* Exercise input *
•••••

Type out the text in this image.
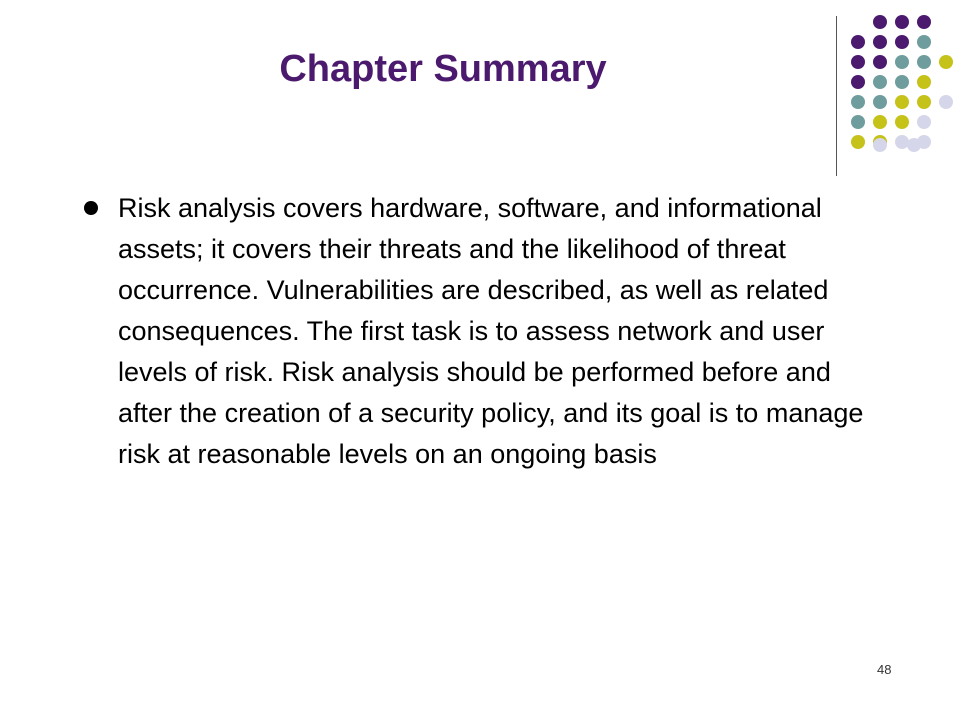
Chapter Summary
Risk analysis covers hardware, software, and informational assets; it covers their threats and the likelihood of threat occurrence. Vulnerabilities are described, as well as related consequences. The first task is to assess network and user levels of risk. Risk analysis should be performed before and after the creation of a security policy, and its goal is to manage risk at reasonable levels on an ongoing basis
48
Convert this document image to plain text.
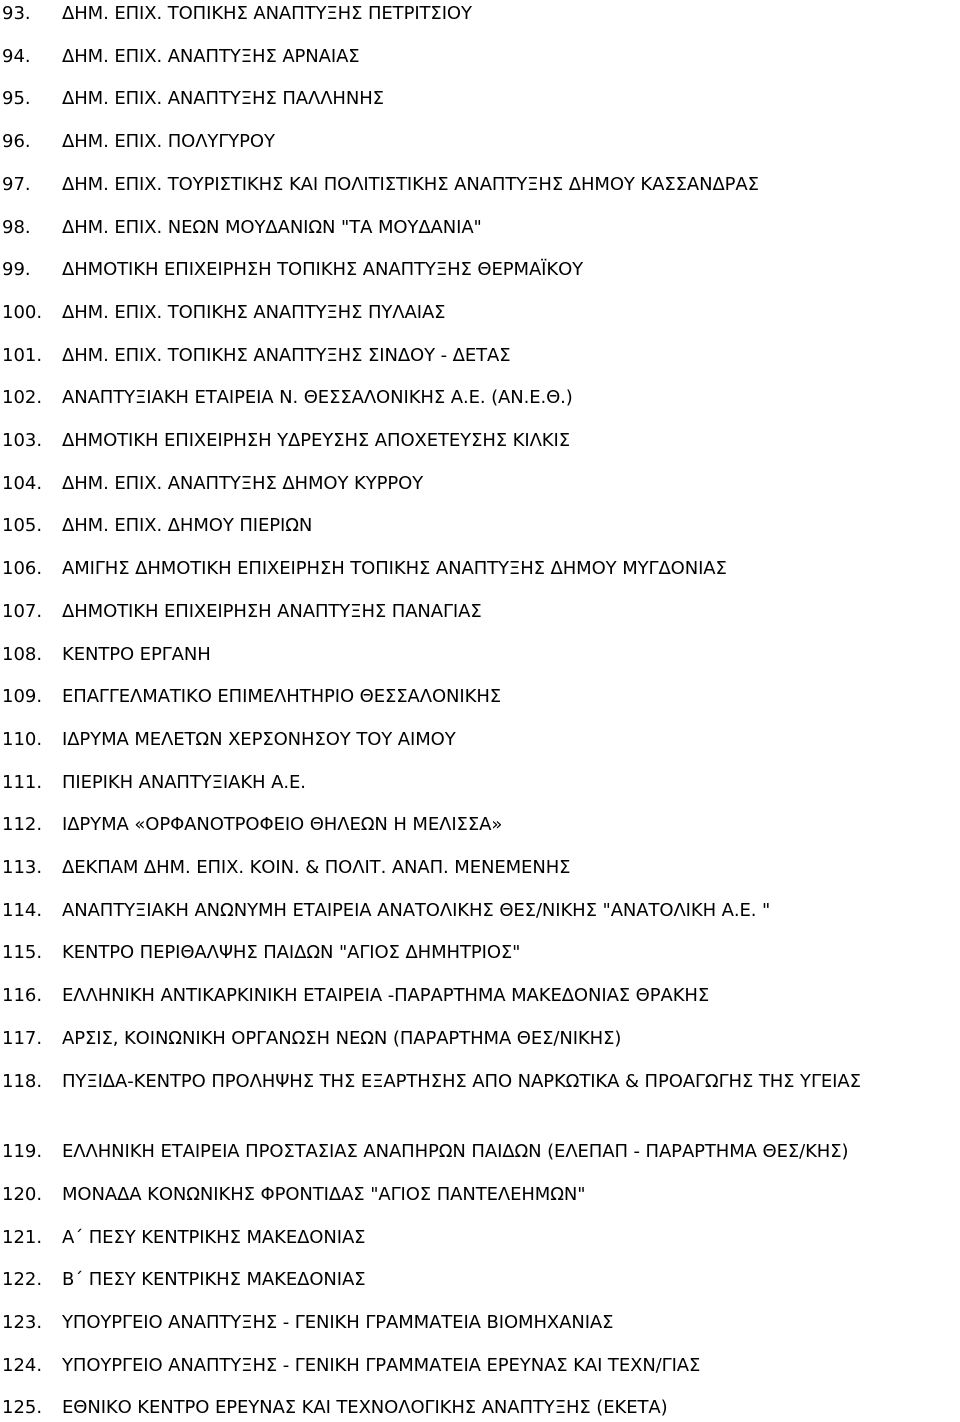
93.	ΔΗΜ. ΕΠΙΧ. ΤΟΠΙΚΗΣ ΑΝΑΠΤΥΞΗΣ ΠΕΤΡΙΤΣΙΟΥ
94.	ΔΗΜ. ΕΠΙΧ. ΑΝΑΠΤΥΞΗΣ ΑΡΝΑΙΑΣ
95.	ΔΗΜ. ΕΠΙΧ. ΑΝΑΠΤΥΞΗΣ ΠΑΛΛΗΝΗΣ
96.	ΔΗΜ. ΕΠΙΧ. ΠΟΛΥΓΥΡΟΥ
97.	ΔΗΜ. ΕΠΙΧ. ΤΟΥΡΙΣΤΙΚΗΣ ΚΑΙ ΠΟΛΙΤΙΣΤΙΚΗΣ ΑΝΑΠΤΥΞΗΣ ΔΗΜΟΥ ΚΑΣΣΑΝΔΡΑΣ
98.	ΔΗΜ. ΕΠΙΧ. ΝΕΩΝ ΜΟΥΔΑΝΙΩΝ "ΤΑ ΜΟΥΔΑΝΙΑ"
99.	ΔΗΜΟΤΙΚΗ ΕΠΙΧΕΙΡΗΣΗ ΤΟΠΙΚΗΣ ΑΝΑΠΤΥΞΗΣ ΘΕΡΜΑΪΚΟΥ
100.	ΔΗΜ. ΕΠΙΧ. ΤΟΠΙΚΗΣ ΑΝΑΠΤΥΞΗΣ ΠΥΛΑΙΑΣ
101.	ΔΗΜ. ΕΠΙΧ. ΤΟΠΙΚΗΣ ΑΝΑΠΤΥΞΗΣ ΣΙΝΔΟΥ - ΔΕΤΑΣ
102.	ΑΝΑΠΤΥΞΙΑΚΗ ΕΤΑΙΡΕΙΑ Ν. ΘΕΣΣΑΛΟΝΙΚΗΣ Α.Ε. (ΑΝ.Ε.Θ.)
103.	ΔΗΜΟΤΙΚΗ ΕΠΙΧΕΙΡΗΣΗ ΥΔΡΕΥΣΗΣ ΑΠΟΧΕΤΕΥΣΗΣ ΚΙΛΚΙΣ
104.	ΔΗΜ. ΕΠΙΧ. ΑΝΑΠΤΥΞΗΣ ΔΗΜΟΥ ΚΥΡΡΟΥ
105.	ΔΗΜ. ΕΠΙΧ. ΔΗΜΟΥ ΠΙΕΡΙΩΝ
106.	ΑΜΙΓΗΣ ΔΗΜΟΤΙΚΗ ΕΠΙΧΕΙΡΗΣΗ ΤΟΠΙΚΗΣ ΑΝΑΠΤΥΞΗΣ ΔΗΜΟΥ ΜΥΓΔΟΝΙΑΣ
107.	ΔΗΜΟΤΙΚΗ ΕΠΙΧΕΙΡΗΣΗ ΑΝΑΠΤΥΞΗΣ ΠΑΝΑΓΙΑΣ
108.	ΚΕΝΤΡΟ ΕΡΓΑΝΗ
109.	ΕΠΑΓΓΕΛΜΑΤΙΚΟ ΕΠΙΜΕΛΗΤΗΡΙΟ ΘΕΣΣΑΛΟΝΙΚΗΣ
110.	ΙΔΡΥΜΑ ΜΕΛΕΤΩΝ ΧΕΡΣΟΝΗΣΟΥ ΤΟΥ ΑΙΜΟΥ
111.	ΠΙΕΡΙΚΗ ΑΝΑΠΤΥΞΙΑΚΗ Α.Ε.
112.	ΙΔΡΥΜΑ «ΟΡΦΑΝΟΤΡΟΦΕΙΟ ΘΗΛΕΩΝ Η ΜΕΛΙΣΣΑ»
113.	ΔΕΚΠΑΜ ΔΗΜ. ΕΠΙΧ. ΚΟΙΝ. & ΠΟΛΙΤ. ΑΝΑΠ. ΜΕΝΕΜΕΝΗΣ
114.	ΑΝΑΠΤΥΞΙΑΚΗ ΑΝΩΝΥΜΗ ΕΤΑΙΡΕΙΑ ΑΝΑΤΟΛΙΚΗΣ ΘΕΣ/ΝΙΚΗΣ "ΑΝΑΤΟΛΙΚΗ Α.Ε. "
115.	ΚΕΝΤΡΟ ΠΕΡΙΘΑΛΨΗΣ ΠΑΙΔΩΝ "ΑΓΙΟΣ ΔΗΜΗΤΡΙΟΣ"
116.	ΕΛΛΗΝΙΚΗ ΑΝΤΙΚΑΡΚΙΝΙΚΗ ΕΤΑΙΡΕΙΑ -ΠΑΡΑΡΤΗΜΑ ΜΑΚΕΔΟΝΙΑΣ ΘΡΑΚΗΣ
117.	ΑΡΣΙΣ, ΚΟΙΝΩΝΙΚΗ ΟΡΓΑΝΩΣΗ ΝΕΩΝ (ΠΑΡΑΡΤΗΜΑ ΘΕΣ/ΝΙΚΗΣ)
118.	ΠΥΞΙΔΑ-ΚΕΝΤΡΟ ΠΡΟΛΗΨΗΣ ΤΗΣ ΕΞΑΡΤΗΣΗΣ ΑΠΟ ΝΑΡΚΩΤΙΚΑ & ΠΡΟΑΓΩΓΗΣ ΤΗΣ ΥΓΕΙΑΣ
119.	ΕΛΛΗΝΙΚΗ ΕΤΑΙΡΕΙΑ ΠΡΟΣΤΑΣΙΑΣ ΑΝΑΠΗΡΩΝ ΠΑΙΔΩΝ (ΕΛΕΠΑΠ - ΠΑΡΑΡΤΗΜΑ ΘΕΣ/ΚΗΣ)
120.	ΜΟΝΑΔΑ ΚΟΝΩΝΙΚΗΣ ΦΡΟΝΤΙΔΑΣ "ΑΓΙΟΣ ΠΑΝΤΕΛΕΗΜΩΝ"
121.	Α΄ ΠΕΣΥ ΚΕΝΤΡΙΚΗΣ ΜΑΚΕΔΟΝΙΑΣ
122.	Β΄ ΠΕΣΥ ΚΕΝΤΡΙΚΗΣ ΜΑΚΕΔΟΝΙΑΣ
123.	ΥΠΟΥΡΓΕΙΟ ΑΝΑΠΤΥΞΗΣ - ΓΕΝΙΚΗ ΓΡΑΜΜΑΤΕΙΑ ΒΙΟΜΗΧΑΝΙΑΣ
124.	ΥΠΟΥΡΓΕΙΟ ΑΝΑΠΤΥΞΗΣ - ΓΕΝΙΚΗ ΓΡΑΜΜΑΤΕΙΑ ΕΡΕΥΝΑΣ ΚΑΙ ΤΕΧΝ/ΓΙΑΣ
125.	ΕΘΝΙΚΟ ΚΕΝΤΡΟ ΕΡΕΥΝΑΣ ΚΑΙ ΤΕΧΝΟΛΟΓΙΚΗΣ ΑΝΑΠΤΥΞΗΣ (ΕΚΕΤΑ)
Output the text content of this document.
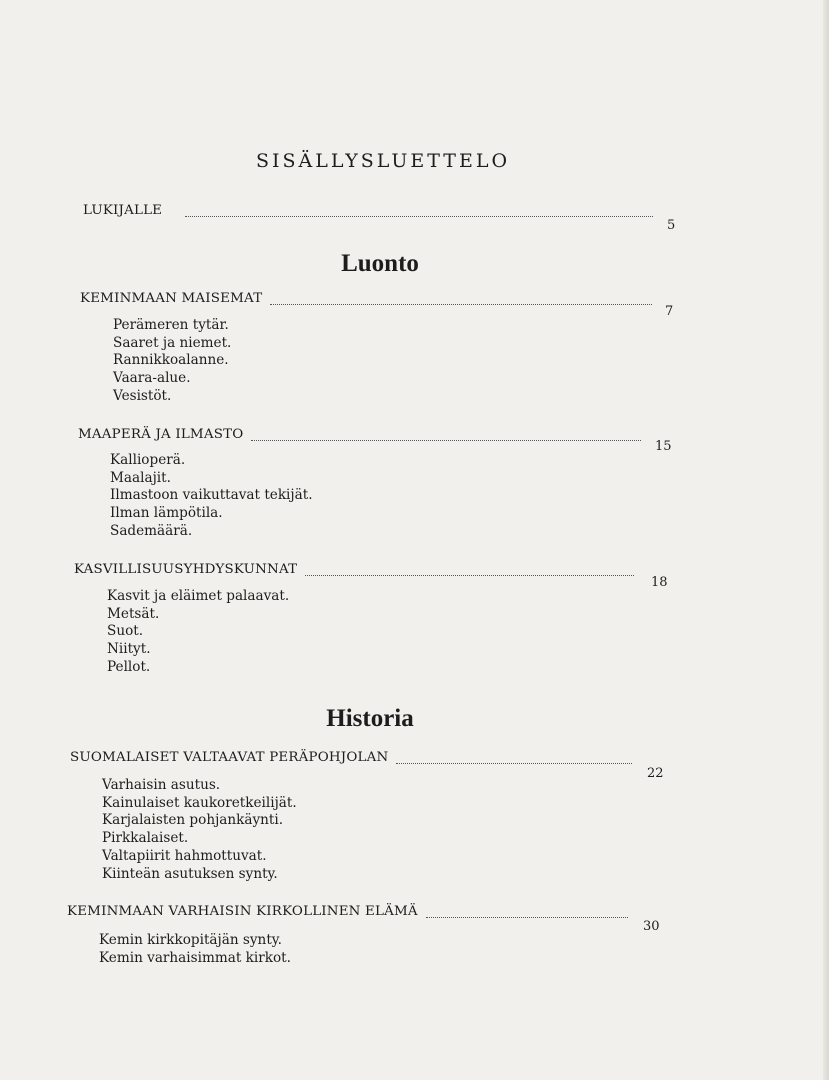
SISÄLLYSLUETTELO
LUKIJALLE
5
Luonto
KEMINMAAN MAISEMAT
7
Perämeren tytär.
Saaret ja niemet.
Rannikkoalanne.
Vaara-alue.
Vesistöt.
MAAPERÄ JA ILMASTO
15
Kallioperä.
Maalajit.
Ilmastoon vaikuttavat tekijät.
Ilman lämpötila.
Sademäärä.
KASVILLISUUSYHDYSKUNNAT
18
Kasvit ja eläimet palaavat.
Metsät.
Suot.
Niityt.
Pellot.
Historia
SUOMALAISET VALTAAVAT PERÄPOHJOLAN
22
Varhaisin asutus.
Kainulaiset kaukoretkeilijät.
Karjalaisten pohjankäynti.
Pirkkalaiset.
Valtapiirit hahmottuvat.
Kiinteän asutuksen synty.
KEMINMAAN VARHAISIN KIRKOLLINEN ELÄMÄ
30
Kemin kirkkopitäjän synty.
Kemin varhaisimmat kirkot.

•••••

* Aim *
Work out how many lines above contain the word "ΠΑΙΔΩΝ". Give only the number.

* The reply *
2